_Work to complete_
Change every "Изменить телефон" in the material below to "Сменить телефон" and leave everything else as it is. What does the material look like after that edit?

(Rows from a layout dataset)

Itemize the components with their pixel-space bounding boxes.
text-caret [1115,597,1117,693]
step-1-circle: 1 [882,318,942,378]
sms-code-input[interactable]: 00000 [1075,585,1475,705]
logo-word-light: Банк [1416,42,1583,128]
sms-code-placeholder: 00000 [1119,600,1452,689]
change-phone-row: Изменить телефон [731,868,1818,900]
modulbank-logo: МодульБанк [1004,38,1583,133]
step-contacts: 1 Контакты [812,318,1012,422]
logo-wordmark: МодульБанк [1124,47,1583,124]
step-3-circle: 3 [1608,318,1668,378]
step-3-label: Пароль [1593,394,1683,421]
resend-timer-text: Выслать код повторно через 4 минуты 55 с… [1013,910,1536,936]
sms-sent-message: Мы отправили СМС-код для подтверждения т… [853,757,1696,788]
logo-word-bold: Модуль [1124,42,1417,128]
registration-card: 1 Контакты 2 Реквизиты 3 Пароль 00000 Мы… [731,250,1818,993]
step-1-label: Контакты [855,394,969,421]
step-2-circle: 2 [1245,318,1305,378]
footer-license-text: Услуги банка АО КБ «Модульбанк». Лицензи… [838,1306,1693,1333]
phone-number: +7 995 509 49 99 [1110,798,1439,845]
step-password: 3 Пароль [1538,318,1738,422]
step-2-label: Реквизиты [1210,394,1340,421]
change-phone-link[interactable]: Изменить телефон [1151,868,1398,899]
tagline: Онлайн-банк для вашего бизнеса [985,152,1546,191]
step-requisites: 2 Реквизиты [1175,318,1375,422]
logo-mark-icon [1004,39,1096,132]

_Final result_
Itemize the components with their pixel-space bounding boxes.
text-caret [1115,597,1117,693]
step-1-circle: 1 [882,318,942,378]
sms-code-input[interactable]: 00000 [1075,585,1475,705]
logo-word-light: Банк [1416,42,1583,128]
sms-code-placeholder: 00000 [1119,600,1452,689]
change-phone-row: Сменить телефон [731,868,1818,900]
modulbank-logo: МодульБанк [1004,38,1583,133]
step-contacts: 1 Контакты [812,318,1012,422]
logo-wordmark: МодульБанк [1124,47,1583,124]
step-3-circle: 3 [1608,318,1668,378]
step-3-label: Пароль [1593,394,1683,421]
resend-timer-text: Выслать код повторно через 4 минуты 55 с… [1013,910,1536,936]
sms-sent-message: Мы отправили СМС-код для подтверждения т… [853,757,1696,788]
logo-word-bold: Модуль [1124,42,1417,128]
registration-card: 1 Контакты 2 Реквизиты 3 Пароль 00000 Мы… [731,250,1818,993]
step-1-label: Контакты [855,394,969,421]
step-2-circle: 2 [1245,318,1305,378]
footer-license-text: Услуги банка АО КБ «Модульбанк». Лицензи… [838,1306,1693,1333]
phone-number: +7 995 509 49 99 [1110,798,1439,845]
step-password: 3 Пароль [1538,318,1738,422]
step-2-label: Реквизиты [1210,394,1340,421]
change-phone-link[interactable]: Сменить телефон [1151,868,1398,899]
tagline: Онлайн-банк для вашего бизнеса [985,152,1546,191]
step-requisites: 2 Реквизиты [1175,318,1375,422]
logo-mark-icon [1004,39,1096,132]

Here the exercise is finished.